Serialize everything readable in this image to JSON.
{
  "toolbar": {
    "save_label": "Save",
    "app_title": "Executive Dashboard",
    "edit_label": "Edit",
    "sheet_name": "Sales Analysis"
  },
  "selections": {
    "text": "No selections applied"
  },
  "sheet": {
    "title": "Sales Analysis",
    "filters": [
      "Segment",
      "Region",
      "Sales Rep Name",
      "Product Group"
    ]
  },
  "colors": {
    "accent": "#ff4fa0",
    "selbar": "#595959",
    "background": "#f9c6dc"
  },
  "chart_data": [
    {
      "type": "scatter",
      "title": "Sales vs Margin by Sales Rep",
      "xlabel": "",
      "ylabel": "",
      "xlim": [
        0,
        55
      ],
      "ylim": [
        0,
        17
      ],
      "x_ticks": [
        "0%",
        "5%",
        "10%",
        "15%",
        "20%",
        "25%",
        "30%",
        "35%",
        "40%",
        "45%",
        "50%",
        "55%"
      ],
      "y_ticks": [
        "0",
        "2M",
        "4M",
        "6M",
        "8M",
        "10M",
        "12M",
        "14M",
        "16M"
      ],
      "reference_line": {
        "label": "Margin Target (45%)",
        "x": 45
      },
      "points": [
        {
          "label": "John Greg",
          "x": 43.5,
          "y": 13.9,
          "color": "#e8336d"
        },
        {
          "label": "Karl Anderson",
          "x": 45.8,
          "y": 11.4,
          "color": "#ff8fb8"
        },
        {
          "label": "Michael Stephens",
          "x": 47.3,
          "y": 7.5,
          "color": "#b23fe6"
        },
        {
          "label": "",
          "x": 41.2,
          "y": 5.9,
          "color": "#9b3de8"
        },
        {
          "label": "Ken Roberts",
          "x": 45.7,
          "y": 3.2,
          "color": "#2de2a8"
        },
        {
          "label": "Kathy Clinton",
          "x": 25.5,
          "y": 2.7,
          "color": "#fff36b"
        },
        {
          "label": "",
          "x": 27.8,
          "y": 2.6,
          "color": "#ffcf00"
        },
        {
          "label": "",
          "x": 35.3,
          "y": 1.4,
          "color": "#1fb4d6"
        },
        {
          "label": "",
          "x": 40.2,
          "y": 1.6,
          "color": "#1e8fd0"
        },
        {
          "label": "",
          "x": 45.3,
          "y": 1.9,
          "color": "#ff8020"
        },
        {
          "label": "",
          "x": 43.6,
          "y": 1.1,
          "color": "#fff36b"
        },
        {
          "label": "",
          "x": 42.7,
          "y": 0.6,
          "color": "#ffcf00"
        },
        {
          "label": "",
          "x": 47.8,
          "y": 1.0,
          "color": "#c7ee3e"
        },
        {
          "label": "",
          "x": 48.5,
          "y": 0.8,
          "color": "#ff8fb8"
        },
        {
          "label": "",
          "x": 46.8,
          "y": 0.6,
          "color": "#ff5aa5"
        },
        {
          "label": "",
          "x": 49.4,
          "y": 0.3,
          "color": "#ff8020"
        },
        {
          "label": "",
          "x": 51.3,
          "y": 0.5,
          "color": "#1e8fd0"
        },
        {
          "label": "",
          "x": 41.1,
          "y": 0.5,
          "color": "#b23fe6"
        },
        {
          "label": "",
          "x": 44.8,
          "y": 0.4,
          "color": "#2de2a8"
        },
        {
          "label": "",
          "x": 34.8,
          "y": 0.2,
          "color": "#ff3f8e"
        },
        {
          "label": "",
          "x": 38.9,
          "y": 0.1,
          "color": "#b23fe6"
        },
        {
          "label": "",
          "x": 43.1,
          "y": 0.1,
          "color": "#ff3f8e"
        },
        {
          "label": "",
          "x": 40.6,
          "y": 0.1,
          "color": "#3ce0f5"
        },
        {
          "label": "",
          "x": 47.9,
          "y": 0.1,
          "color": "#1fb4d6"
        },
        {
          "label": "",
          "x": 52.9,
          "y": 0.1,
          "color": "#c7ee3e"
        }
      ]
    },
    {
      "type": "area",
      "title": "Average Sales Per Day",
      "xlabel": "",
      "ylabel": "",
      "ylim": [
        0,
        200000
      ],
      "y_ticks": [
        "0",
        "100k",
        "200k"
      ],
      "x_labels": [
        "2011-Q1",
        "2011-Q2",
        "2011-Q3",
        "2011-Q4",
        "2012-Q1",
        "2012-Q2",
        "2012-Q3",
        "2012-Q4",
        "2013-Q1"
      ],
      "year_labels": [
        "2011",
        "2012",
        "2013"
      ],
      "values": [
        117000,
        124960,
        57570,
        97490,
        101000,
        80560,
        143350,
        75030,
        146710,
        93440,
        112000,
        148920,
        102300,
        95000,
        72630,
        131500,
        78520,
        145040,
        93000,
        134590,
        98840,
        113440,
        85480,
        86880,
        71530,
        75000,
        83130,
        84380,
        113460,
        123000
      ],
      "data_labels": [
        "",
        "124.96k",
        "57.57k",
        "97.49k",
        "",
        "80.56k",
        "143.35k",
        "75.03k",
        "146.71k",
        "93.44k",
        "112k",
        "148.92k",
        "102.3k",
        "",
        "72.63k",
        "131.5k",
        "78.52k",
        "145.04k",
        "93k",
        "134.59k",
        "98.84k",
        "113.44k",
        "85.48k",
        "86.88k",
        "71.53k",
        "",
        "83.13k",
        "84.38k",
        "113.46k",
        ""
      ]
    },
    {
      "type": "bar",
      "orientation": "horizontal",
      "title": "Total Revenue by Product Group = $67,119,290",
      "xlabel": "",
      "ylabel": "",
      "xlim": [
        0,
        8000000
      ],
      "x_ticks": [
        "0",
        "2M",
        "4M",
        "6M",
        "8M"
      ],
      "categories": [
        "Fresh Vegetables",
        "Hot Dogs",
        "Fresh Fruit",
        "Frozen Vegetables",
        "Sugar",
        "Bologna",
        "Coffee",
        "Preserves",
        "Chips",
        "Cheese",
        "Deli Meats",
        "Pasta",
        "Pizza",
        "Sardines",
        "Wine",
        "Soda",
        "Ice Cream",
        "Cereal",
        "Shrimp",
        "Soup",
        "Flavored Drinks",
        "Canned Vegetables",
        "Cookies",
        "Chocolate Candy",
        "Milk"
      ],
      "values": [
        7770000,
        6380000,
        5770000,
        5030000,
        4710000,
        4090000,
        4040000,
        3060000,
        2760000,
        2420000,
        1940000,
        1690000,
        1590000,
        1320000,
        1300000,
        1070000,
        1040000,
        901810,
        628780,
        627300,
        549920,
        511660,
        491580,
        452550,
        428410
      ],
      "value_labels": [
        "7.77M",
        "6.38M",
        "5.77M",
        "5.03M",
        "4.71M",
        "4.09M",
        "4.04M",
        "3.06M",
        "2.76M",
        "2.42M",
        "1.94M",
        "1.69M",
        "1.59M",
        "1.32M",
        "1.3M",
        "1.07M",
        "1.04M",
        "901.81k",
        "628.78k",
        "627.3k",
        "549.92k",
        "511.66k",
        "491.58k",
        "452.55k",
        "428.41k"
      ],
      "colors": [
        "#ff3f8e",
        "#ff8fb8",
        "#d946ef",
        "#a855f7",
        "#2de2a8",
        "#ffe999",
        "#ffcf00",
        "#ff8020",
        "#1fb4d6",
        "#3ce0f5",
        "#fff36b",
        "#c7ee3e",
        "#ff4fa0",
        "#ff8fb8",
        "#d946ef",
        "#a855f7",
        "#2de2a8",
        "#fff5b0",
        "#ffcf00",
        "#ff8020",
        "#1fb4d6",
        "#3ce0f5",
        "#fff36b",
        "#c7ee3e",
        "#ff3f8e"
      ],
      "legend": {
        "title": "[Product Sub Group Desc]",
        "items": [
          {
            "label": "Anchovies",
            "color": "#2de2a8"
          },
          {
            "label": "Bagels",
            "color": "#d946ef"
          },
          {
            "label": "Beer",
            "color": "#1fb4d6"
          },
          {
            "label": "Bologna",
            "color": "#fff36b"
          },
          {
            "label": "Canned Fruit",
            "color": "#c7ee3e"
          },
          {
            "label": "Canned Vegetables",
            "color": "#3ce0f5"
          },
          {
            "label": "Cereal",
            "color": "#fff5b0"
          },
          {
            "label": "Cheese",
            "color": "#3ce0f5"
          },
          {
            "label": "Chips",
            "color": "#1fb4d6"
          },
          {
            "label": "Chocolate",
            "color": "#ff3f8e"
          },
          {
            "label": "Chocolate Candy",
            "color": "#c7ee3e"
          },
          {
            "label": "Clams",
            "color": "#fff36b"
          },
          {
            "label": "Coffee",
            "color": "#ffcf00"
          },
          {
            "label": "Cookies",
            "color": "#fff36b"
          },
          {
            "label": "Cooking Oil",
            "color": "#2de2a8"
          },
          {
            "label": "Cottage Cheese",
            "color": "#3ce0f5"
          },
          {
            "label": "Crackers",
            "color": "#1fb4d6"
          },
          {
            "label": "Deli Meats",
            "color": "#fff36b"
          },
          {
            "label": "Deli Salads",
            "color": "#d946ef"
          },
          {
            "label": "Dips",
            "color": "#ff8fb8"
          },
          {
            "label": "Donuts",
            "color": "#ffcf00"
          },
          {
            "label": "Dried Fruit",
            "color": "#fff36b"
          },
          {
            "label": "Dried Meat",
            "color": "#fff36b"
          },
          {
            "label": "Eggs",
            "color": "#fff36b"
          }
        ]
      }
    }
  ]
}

# # # # #

GOAL: Only a number is wanted: how many lines above include "Canned"?

THE ANSWER: 3